▶ **Directive**
Return the material exactly as supplied, apart from the pictures, which are omitted.

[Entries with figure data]
◆ ◆ ◆

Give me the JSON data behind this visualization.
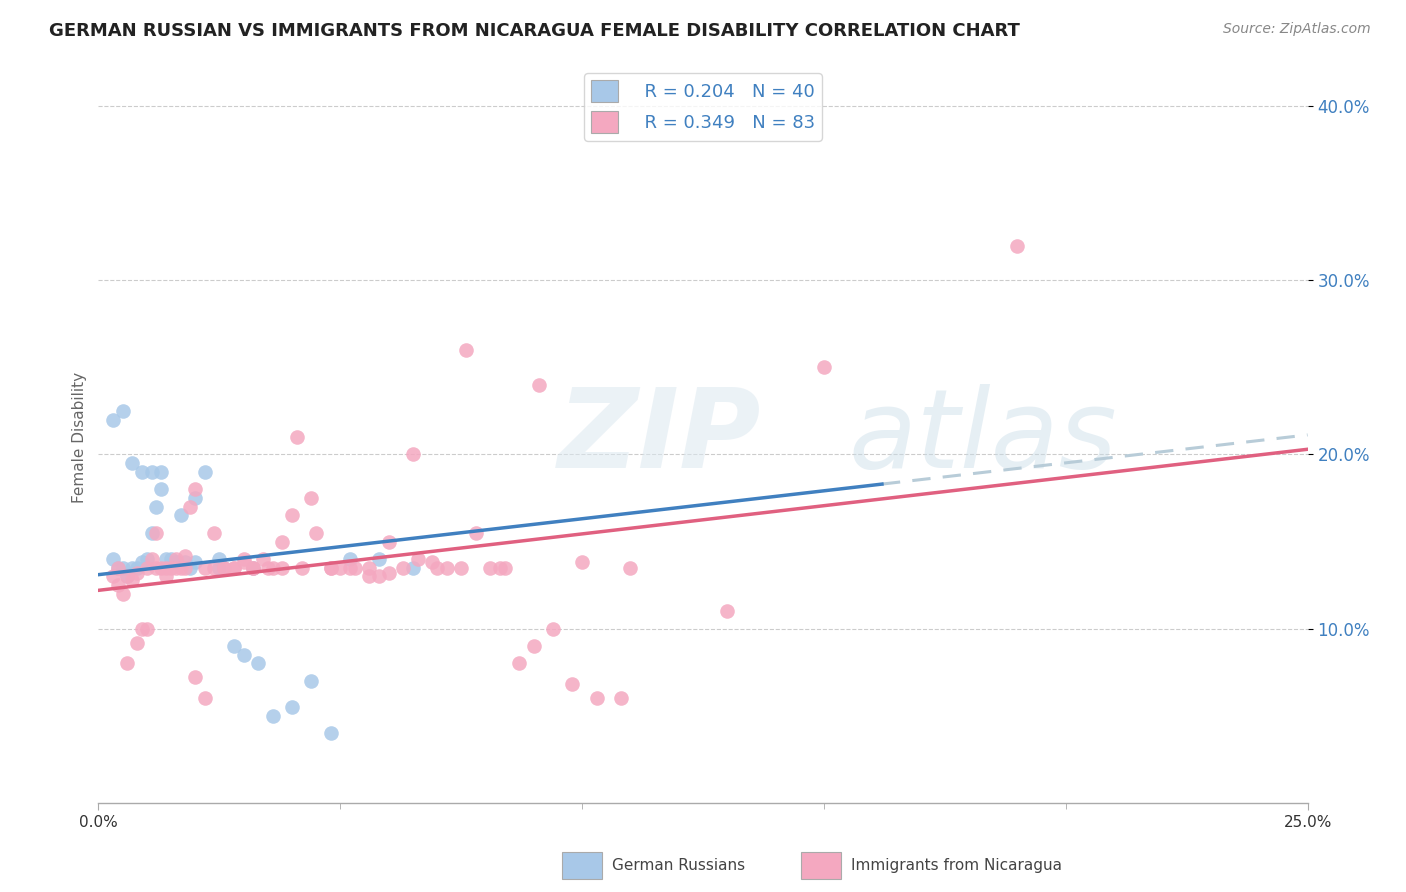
{
  "title": "GERMAN RUSSIAN VS IMMIGRANTS FROM NICARAGUA FEMALE DISABILITY CORRELATION CHART",
  "source": "Source: ZipAtlas.com",
  "ylabel": "Female Disability",
  "watermark_zip": "ZIP",
  "watermark_atlas": "atlas",
  "legend1_R": "R = 0.204",
  "legend1_N": "N = 40",
  "legend2_R": "R = 0.349",
  "legend2_N": "N = 83",
  "color_blue_dot": "#a8c8e8",
  "color_pink_dot": "#f4a8c0",
  "color_blue_text": "#4080c0",
  "color_line_blue": "#4080c0",
  "color_line_pink": "#e06080",
  "color_line_dashed": "#b8ccd8",
  "xlim": [
    0.0,
    0.25
  ],
  "ylim": [
    0.0,
    0.42
  ],
  "yticks": [
    0.1,
    0.2,
    0.3,
    0.4
  ],
  "gr_x": [
    0.003,
    0.004,
    0.005,
    0.006,
    0.007,
    0.008,
    0.009,
    0.01,
    0.011,
    0.012,
    0.013,
    0.014,
    0.015,
    0.016,
    0.017,
    0.018,
    0.019,
    0.02,
    0.022,
    0.025,
    0.028,
    0.03,
    0.033,
    0.036,
    0.04,
    0.044,
    0.048,
    0.052,
    0.058,
    0.065,
    0.003,
    0.005,
    0.007,
    0.009,
    0.011,
    0.013,
    0.016,
    0.02,
    0.025,
    0.032
  ],
  "gr_y": [
    0.14,
    0.135,
    0.135,
    0.13,
    0.135,
    0.135,
    0.138,
    0.14,
    0.155,
    0.17,
    0.18,
    0.14,
    0.14,
    0.138,
    0.165,
    0.138,
    0.135,
    0.175,
    0.19,
    0.14,
    0.09,
    0.085,
    0.08,
    0.05,
    0.055,
    0.07,
    0.04,
    0.14,
    0.14,
    0.135,
    0.22,
    0.225,
    0.195,
    0.19,
    0.19,
    0.19,
    0.138,
    0.138,
    0.135,
    0.135
  ],
  "nic_x": [
    0.003,
    0.004,
    0.005,
    0.006,
    0.007,
    0.008,
    0.009,
    0.01,
    0.011,
    0.012,
    0.013,
    0.014,
    0.015,
    0.016,
    0.017,
    0.018,
    0.019,
    0.02,
    0.022,
    0.024,
    0.026,
    0.028,
    0.03,
    0.032,
    0.034,
    0.036,
    0.038,
    0.04,
    0.042,
    0.045,
    0.048,
    0.05,
    0.053,
    0.056,
    0.058,
    0.06,
    0.063,
    0.066,
    0.069,
    0.072,
    0.075,
    0.078,
    0.081,
    0.084,
    0.087,
    0.09,
    0.094,
    0.098,
    0.103,
    0.108,
    0.004,
    0.006,
    0.008,
    0.01,
    0.012,
    0.014,
    0.016,
    0.018,
    0.02,
    0.022,
    0.024,
    0.026,
    0.028,
    0.03,
    0.032,
    0.035,
    0.038,
    0.041,
    0.044,
    0.048,
    0.052,
    0.056,
    0.06,
    0.065,
    0.07,
    0.076,
    0.083,
    0.091,
    0.1,
    0.11,
    0.13,
    0.15,
    0.19
  ],
  "nic_y": [
    0.13,
    0.125,
    0.12,
    0.13,
    0.128,
    0.132,
    0.1,
    0.135,
    0.14,
    0.155,
    0.135,
    0.13,
    0.135,
    0.14,
    0.135,
    0.142,
    0.17,
    0.18,
    0.135,
    0.155,
    0.135,
    0.135,
    0.138,
    0.135,
    0.14,
    0.135,
    0.15,
    0.165,
    0.135,
    0.155,
    0.135,
    0.135,
    0.135,
    0.13,
    0.13,
    0.132,
    0.135,
    0.14,
    0.138,
    0.135,
    0.135,
    0.155,
    0.135,
    0.135,
    0.08,
    0.09,
    0.1,
    0.068,
    0.06,
    0.06,
    0.135,
    0.08,
    0.092,
    0.1,
    0.135,
    0.135,
    0.135,
    0.135,
    0.072,
    0.06,
    0.135,
    0.135,
    0.135,
    0.14,
    0.135,
    0.135,
    0.135,
    0.21,
    0.175,
    0.135,
    0.135,
    0.135,
    0.15,
    0.2,
    0.135,
    0.26,
    0.135,
    0.24,
    0.138,
    0.135,
    0.11,
    0.25,
    0.32
  ]
}
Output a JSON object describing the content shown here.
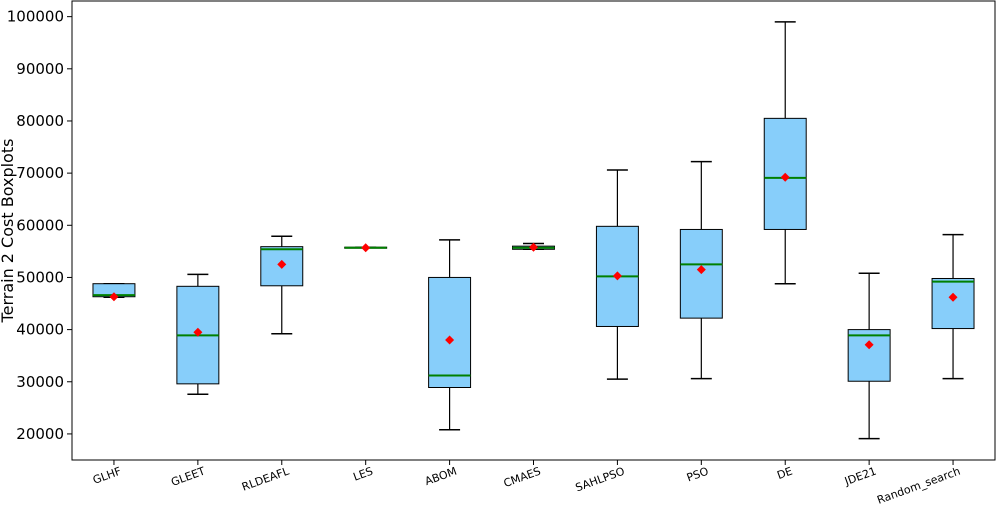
{
  "chart_data": {
    "type": "boxplot",
    "title": "",
    "xlabel": "",
    "ylabel": "Terrain 2 Cost Boxplots",
    "ylim": [
      15000,
      103000
    ],
    "yticks": [
      20000,
      30000,
      40000,
      50000,
      60000,
      70000,
      80000,
      90000,
      100000
    ],
    "ytick_labels": [
      "20000",
      "30000",
      "40000",
      "50000",
      "60000",
      "70000",
      "80000",
      "90000",
      "100000"
    ],
    "categories": [
      "GLHF",
      "GLEET",
      "RLDEAFL",
      "LES",
      "ABOM",
      "CMAES",
      "SAHLPSO",
      "PSO",
      "DE",
      "JDE21",
      "Random_search"
    ],
    "boxes": [
      {
        "name": "GLHF",
        "whislo": 46200,
        "q1": 46300,
        "med": 46600,
        "q3": 48800,
        "whishi": 48800,
        "mean": 46300
      },
      {
        "name": "GLEET",
        "whislo": 27600,
        "q1": 29600,
        "med": 38900,
        "q3": 48300,
        "whishi": 50600,
        "mean": 39500
      },
      {
        "name": "RLDEAFL",
        "whislo": 39200,
        "q1": 48400,
        "med": 55400,
        "q3": 55900,
        "whishi": 57900,
        "mean": 52500
      },
      {
        "name": "LES",
        "whislo": 55700,
        "q1": 55700,
        "med": 55700,
        "q3": 55800,
        "whishi": 55800,
        "mean": 55700
      },
      {
        "name": "ABOM",
        "whislo": 20800,
        "q1": 28900,
        "med": 31200,
        "q3": 50000,
        "whishi": 57200,
        "mean": 38000
      },
      {
        "name": "CMAES",
        "whislo": 55400,
        "q1": 55400,
        "med": 55700,
        "q3": 56000,
        "whishi": 56500,
        "mean": 55800
      },
      {
        "name": "SAHLPSO",
        "whislo": 30500,
        "q1": 40600,
        "med": 50200,
        "q3": 59800,
        "whishi": 70600,
        "mean": 50300
      },
      {
        "name": "PSO",
        "whislo": 30600,
        "q1": 42200,
        "med": 52500,
        "q3": 59200,
        "whishi": 72200,
        "mean": 51500
      },
      {
        "name": "DE",
        "whislo": 48800,
        "q1": 59200,
        "med": 69100,
        "q3": 80500,
        "whishi": 99000,
        "mean": 69200
      },
      {
        "name": "JDE21",
        "whislo": 19100,
        "q1": 30100,
        "med": 38900,
        "q3": 40000,
        "whishi": 50800,
        "mean": 37100
      },
      {
        "name": "Random_search",
        "whislo": 30600,
        "q1": 40200,
        "med": 49200,
        "q3": 49800,
        "whishi": 58200,
        "mean": 46200
      }
    ],
    "colors": {
      "box_fill": "#87cefa",
      "box_edge": "#000000",
      "median": "#008000",
      "mean_marker": "#ff0000",
      "whisker": "#000000"
    },
    "grid": false
  }
}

◆ ◆ ◆

▶ **Written reply**
Give me the JSON data behind this visualization.
{
  "title": "GERMAN RUSSIAN VS IMMIGRANTS FROM NICARAGUA FEMALE DISABILITY CORRELATION CHART",
  "source": "Source: ZipAtlas.com",
  "ylabel": "Female Disability",
  "watermark_zip": "ZIP",
  "watermark_atlas": "atlas",
  "legend1_R": "R = 0.204",
  "legend1_N": "N = 40",
  "legend2_R": "R = 0.349",
  "legend2_N": "N = 83",
  "color_blue_dot": "#a8c8e8",
  "color_pink_dot": "#f4a8c0",
  "color_blue_text": "#4080c0",
  "color_line_blue": "#4080c0",
  "color_line_pink": "#e06080",
  "color_line_dashed": "#b8ccd8",
  "xlim": [
    0.0,
    0.25
  ],
  "ylim": [
    0.0,
    0.42
  ],
  "yticks": [
    0.1,
    0.2,
    0.3,
    0.4
  ],
  "gr_x": [
    0.003,
    0.004,
    0.005,
    0.006,
    0.007,
    0.008,
    0.009,
    0.01,
    0.011,
    0.012,
    0.013,
    0.014,
    0.015,
    0.016,
    0.017,
    0.018,
    0.019,
    0.02,
    0.022,
    0.025,
    0.028,
    0.03,
    0.033,
    0.036,
    0.04,
    0.044,
    0.048,
    0.052,
    0.058,
    0.065,
    0.003,
    0.005,
    0.007,
    0.009,
    0.011,
    0.013,
    0.016,
    0.02,
    0.025,
    0.032
  ],
  "gr_y": [
    0.14,
    0.135,
    0.135,
    0.13,
    0.135,
    0.135,
    0.138,
    0.14,
    0.155,
    0.17,
    0.18,
    0.14,
    0.14,
    0.138,
    0.165,
    0.138,
    0.135,
    0.175,
    0.19,
    0.14,
    0.09,
    0.085,
    0.08,
    0.05,
    0.055,
    0.07,
    0.04,
    0.14,
    0.14,
    0.135,
    0.22,
    0.225,
    0.195,
    0.19,
    0.19,
    0.19,
    0.138,
    0.138,
    0.135,
    0.135
  ],
  "nic_x": [
    0.003,
    0.004,
    0.005,
    0.006,
    0.007,
    0.008,
    0.009,
    0.01,
    0.011,
    0.012,
    0.013,
    0.014,
    0.015,
    0.016,
    0.017,
    0.018,
    0.019,
    0.02,
    0.022,
    0.024,
    0.026,
    0.028,
    0.03,
    0.032,
    0.034,
    0.036,
    0.038,
    0.04,
    0.042,
    0.045,
    0.048,
    0.05,
    0.053,
    0.056,
    0.058,
    0.06,
    0.063,
    0.066,
    0.069,
    0.072,
    0.075,
    0.078,
    0.081,
    0.084,
    0.087,
    0.09,
    0.094,
    0.098,
    0.103,
    0.108,
    0.004,
    0.006,
    0.008,
    0.01,
    0.012,
    0.014,
    0.016,
    0.018,
    0.02,
    0.022,
    0.024,
    0.026,
    0.028,
    0.03,
    0.032,
    0.035,
    0.038,
    0.041,
    0.044,
    0.048,
    0.052,
    0.056,
    0.06,
    0.065,
    0.07,
    0.076,
    0.083,
    0.091,
    0.1,
    0.11,
    0.13,
    0.15,
    0.19
  ],
  "nic_y": [
    0.13,
    0.125,
    0.12,
    0.13,
    0.128,
    0.132,
    0.1,
    0.135,
    0.14,
    0.155,
    0.135,
    0.13,
    0.135,
    0.14,
    0.135,
    0.142,
    0.17,
    0.18,
    0.135,
    0.155,
    0.135,
    0.135,
    0.138,
    0.135,
    0.14,
    0.135,
    0.15,
    0.165,
    0.135,
    0.155,
    0.135,
    0.135,
    0.135,
    0.13,
    0.13,
    0.132,
    0.135,
    0.14,
    0.138,
    0.135,
    0.135,
    0.155,
    0.135,
    0.135,
    0.08,
    0.09,
    0.1,
    0.068,
    0.06,
    0.06,
    0.135,
    0.08,
    0.092,
    0.1,
    0.135,
    0.135,
    0.135,
    0.135,
    0.072,
    0.06,
    0.135,
    0.135,
    0.135,
    0.14,
    0.135,
    0.135,
    0.135,
    0.21,
    0.175,
    0.135,
    0.135,
    0.135,
    0.15,
    0.2,
    0.135,
    0.26,
    0.135,
    0.24,
    0.138,
    0.135,
    0.11,
    0.25,
    0.32
  ]
}
Output a JSON object describing the content shown here.
{
  "chart_data": {
    "type": "boxplot",
    "title": "",
    "xlabel": "",
    "ylabel": "Terrain 2 Cost Boxplots",
    "ylim": [
      15000,
      103000
    ],
    "yticks": [
      20000,
      30000,
      40000,
      50000,
      60000,
      70000,
      80000,
      90000,
      100000
    ],
    "ytick_labels": [
      "20000",
      "30000",
      "40000",
      "50000",
      "60000",
      "70000",
      "80000",
      "90000",
      "100000"
    ],
    "categories": [
      "GLHF",
      "GLEET",
      "RLDEAFL",
      "LES",
      "ABOM",
      "CMAES",
      "SAHLPSO",
      "PSO",
      "DE",
      "JDE21",
      "Random_search"
    ],
    "boxes": [
      {
        "name": "GLHF",
        "whislo": 46200,
        "q1": 46300,
        "med": 46600,
        "q3": 48800,
        "whishi": 48800,
        "mean": 46300
      },
      {
        "name": "GLEET",
        "whislo": 27600,
        "q1": 29600,
        "med": 38900,
        "q3": 48300,
        "whishi": 50600,
        "mean": 39500
      },
      {
        "name": "RLDEAFL",
        "whislo": 39200,
        "q1": 48400,
        "med": 55400,
        "q3": 55900,
        "whishi": 57900,
        "mean": 52500
      },
      {
        "name": "LES",
        "whislo": 55700,
        "q1": 55700,
        "med": 55700,
        "q3": 55800,
        "whishi": 55800,
        "mean": 55700
      },
      {
        "name": "ABOM",
        "whislo": 20800,
        "q1": 28900,
        "med": 31200,
        "q3": 50000,
        "whishi": 57200,
        "mean": 38000
      },
      {
        "name": "CMAES",
        "whislo": 55400,
        "q1": 55400,
        "med": 55700,
        "q3": 56000,
        "whishi": 56500,
        "mean": 55800
      },
      {
        "name": "SAHLPSO",
        "whislo": 30500,
        "q1": 40600,
        "med": 50200,
        "q3": 59800,
        "whishi": 70600,
        "mean": 50300
      },
      {
        "name": "PSO",
        "whislo": 30600,
        "q1": 42200,
        "med": 52500,
        "q3": 59200,
        "whishi": 72200,
        "mean": 51500
      },
      {
        "name": "DE",
        "whislo": 48800,
        "q1": 59200,
        "med": 69100,
        "q3": 80500,
        "whishi": 99000,
        "mean": 69200
      },
      {
        "name": "JDE21",
        "whislo": 19100,
        "q1": 30100,
        "med": 38900,
        "q3": 40000,
        "whishi": 50800,
        "mean": 37100
      },
      {
        "name": "Random_search",
        "whislo": 30600,
        "q1": 40200,
        "med": 49200,
        "q3": 49800,
        "whishi": 58200,
        "mean": 46200
      }
    ],
    "colors": {
      "box_fill": "#87cefa",
      "box_edge": "#000000",
      "median": "#008000",
      "mean_marker": "#ff0000",
      "whisker": "#000000"
    },
    "grid": false
  }
}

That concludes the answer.